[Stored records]
►

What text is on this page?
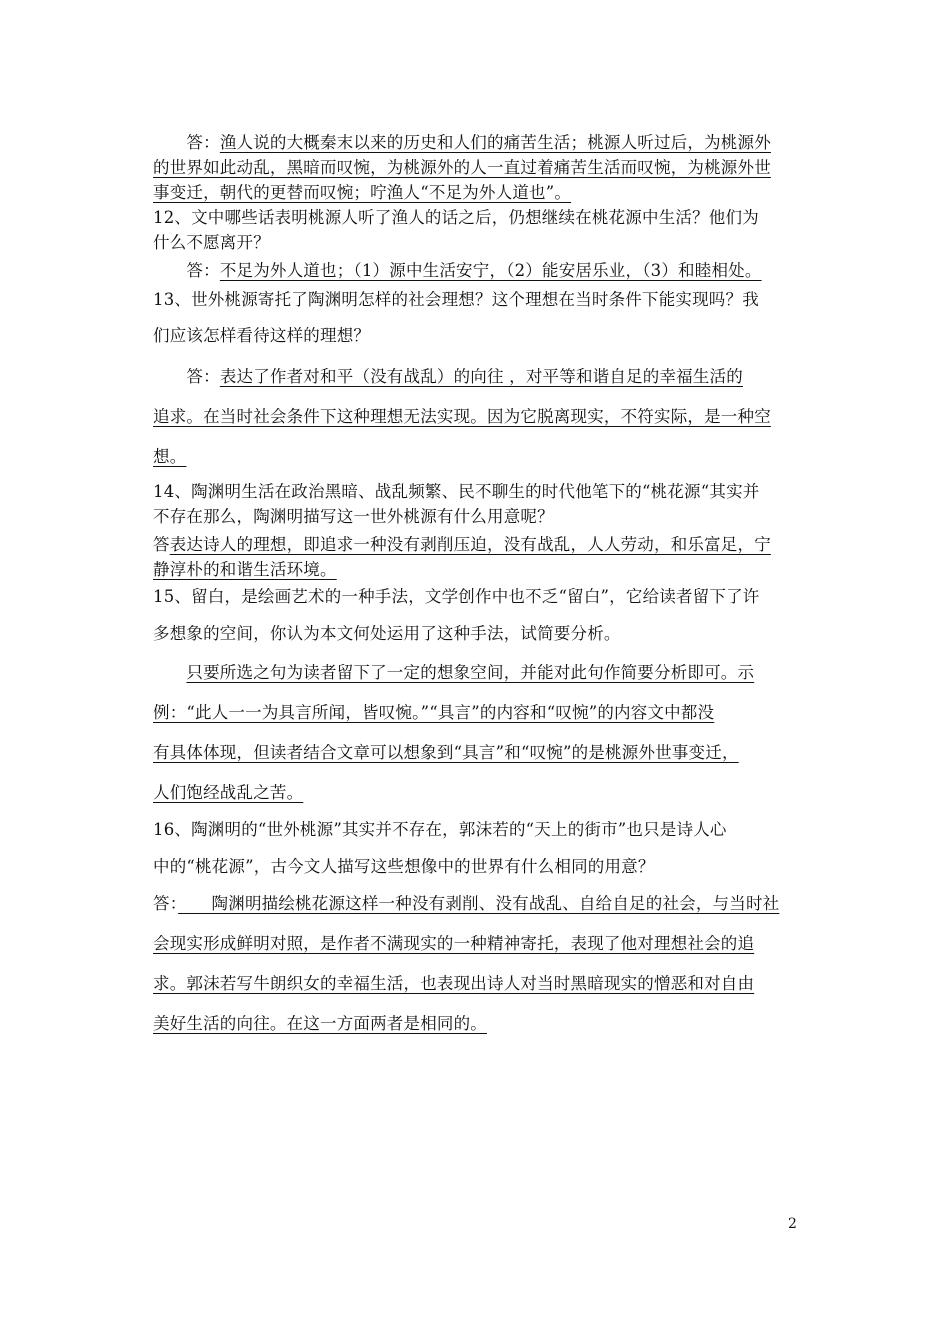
　　答：渔人说的大概秦末以来的历史和人们的痛苦生活；桃源人听过后，为桃源外
的世界如此动乱，黑暗而叹惋，为桃源外的人一直过着痛苦生活而叹惋，为桃源外世
事变迁，朝代的更替而叹惋；咛渔人“不足为外人道也”。
12、文中哪些话表明桃源人听了渔人的话之后，仍想继续在桃花源中生活？他们为
什么不愿离开？
　　答：不足为外人道也；（1）源中生活安宁，（2）能安居乐业，（3）和睦相处。
13、世外桃源寄托了陶渊明怎样的社会理想？这个理想在当时条件下能实现吗？我
们应该怎样看待这样的理想？
　　答：表达了作者对和平（没有战乱）的向往 ，对平等和谐自足的幸福生活的
追求。在当时社会条件下这种理想无法实现。因为它脱离现实，不符实际，是一种空
想。
14、陶渊明生活在政治黑暗、战乱频繁、民不聊生的时代他笔下的“桃花源“其实并
不存在那么，陶渊明描写这一世外桃源有什么用意呢？
答表达诗人的理想，即追求一种没有剥削压迫，没有战乱，人人劳动，和乐富足，宁
静淳朴的和谐生活环境。
15、留白，是绘画艺术的一种手法，文学创作中也不乏“留白”，它给读者留下了许
多想象的空间，你认为本文何处运用了这种手法，试简要分析。
　　只要所选之句为读者留下了一定的想象空间，并能对此句作简要分析即可。示
例：“此人一一为具言所闻，皆叹惋。”“具言”的内容和“叹惋”的内容文中都没
有具体体现，但读者结合文章可以想象到“具言”和“叹惋”的是桃源外世事变迁，
人们饱经战乱之苦。
16、陶渊明的“世外桃源”其实并不存在，郭沫若的“天上的街市”也只是诗人心
中的“桃花源”，古今文人描写这些想像中的世界有什么相同的用意？
答：　　陶渊明描绘桃花源这样一种没有剥削、没有战乱、自给自足的社会，与当时社
会现实形成鲜明对照，是作者不满现实的一种精神寄托，表现了他对理想社会的追
求。郭沫若写牛朗织女的幸福生活，也表现出诗人对当时黑暗现实的憎恶和对自由
美好生活的向往。在这一方面两者是相同的。
2
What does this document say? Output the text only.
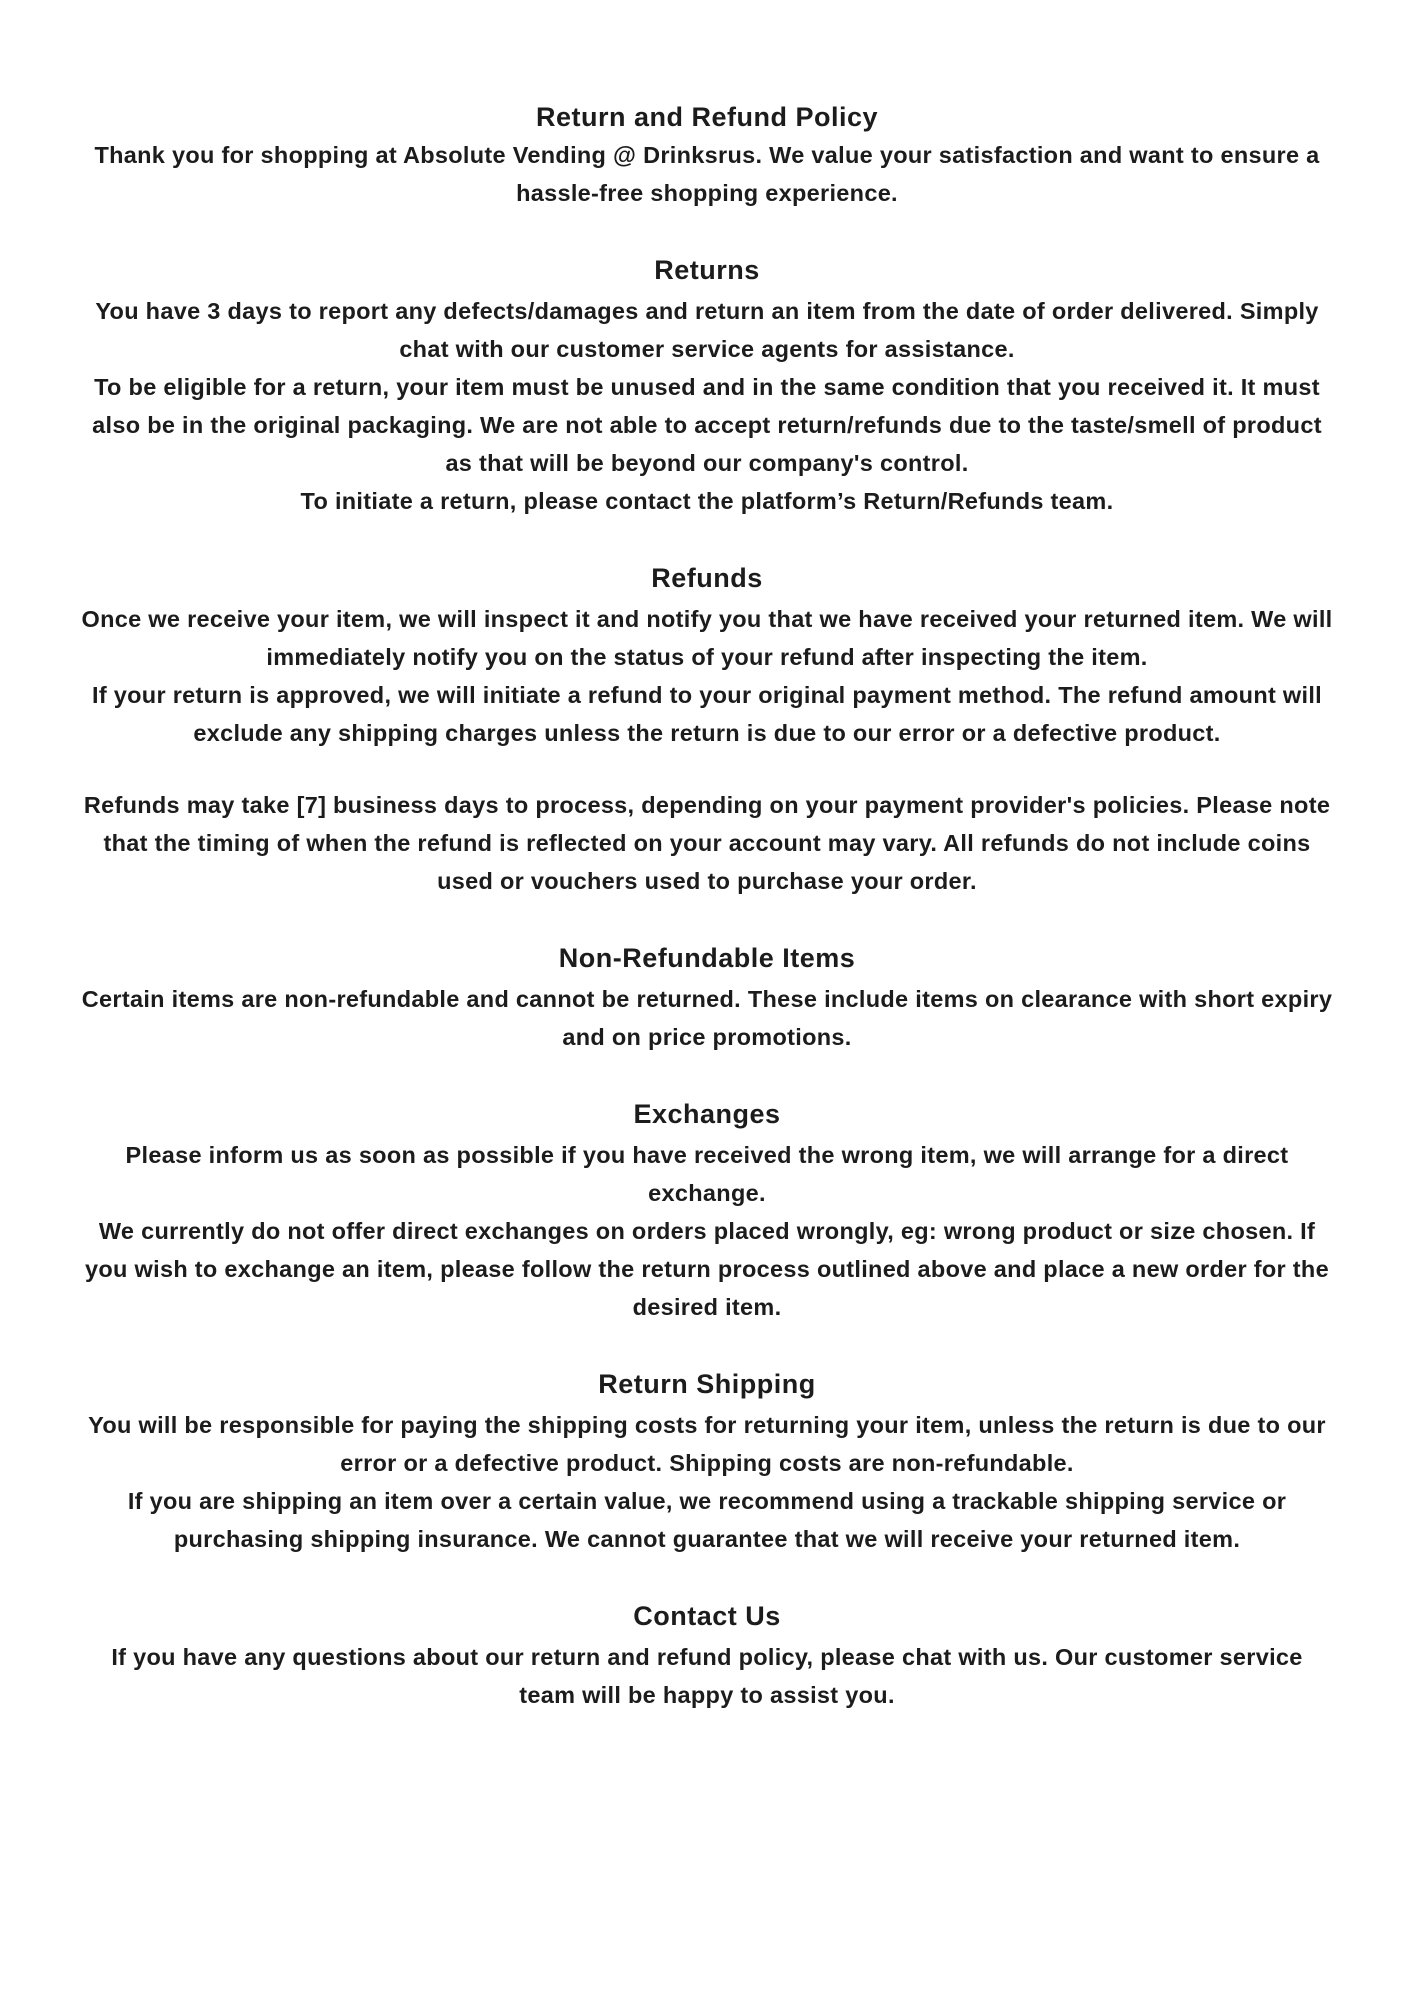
Return and Refund Policy

Thank you for shopping at Absolute Vending @ Drinksrus. We value your satisfaction and want to ensure a hassle-free shopping experience.

Returns

You have 3 days to report any defects/damages and return an item from the date of order delivered. Simply chat with our customer service agents for assistance.

To be eligible for a return, your item must be unused and in the same condition that you received it. It must also be in the original packaging. We are not able to accept return/refunds due to the taste/smell of product as that will be beyond our company's control.

To initiate a return, please contact the platform’s Return/Refunds team.

Refunds

Once we receive your item, we will inspect it and notify you that we have received your returned item. We will immediately notify you on the status of your refund after inspecting the item.

If your return is approved, we will initiate a refund to your original payment method. The refund amount will exclude any shipping charges unless the return is due to our error or a defective product.

Refunds may take [7] business days to process, depending on your payment provider's policies. Please note that the timing of when the refund is reflected on your account may vary. All refunds do not include coins used or vouchers used to purchase your order.

Non-Refundable Items

Certain items are non-refundable and cannot be returned. These include items on clearance with short expiry and on price promotions.

Exchanges

Please inform us as soon as possible if you have received the wrong item, we will arrange for a direct exchange.

We currently do not offer direct exchanges on orders placed wrongly, eg: wrong product or size chosen. If you wish to exchange an item, please follow the return process outlined above and place a new order for the desired item.

Return Shipping

You will be responsible for paying the shipping costs for returning your item, unless the return is due to our error or a defective product. Shipping costs are non-refundable.

If you are shipping an item over a certain value, we recommend using a trackable shipping service or purchasing shipping insurance. We cannot guarantee that we will receive your returned item.

Contact Us

If you have any questions about our return and refund policy, please chat with us. Our customer service team will be happy to assist you.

◄

AIM
The word "What" may appear on some lines of these records; state how many such lines there are, and nothing else.

EXERCISE RESPONSE
2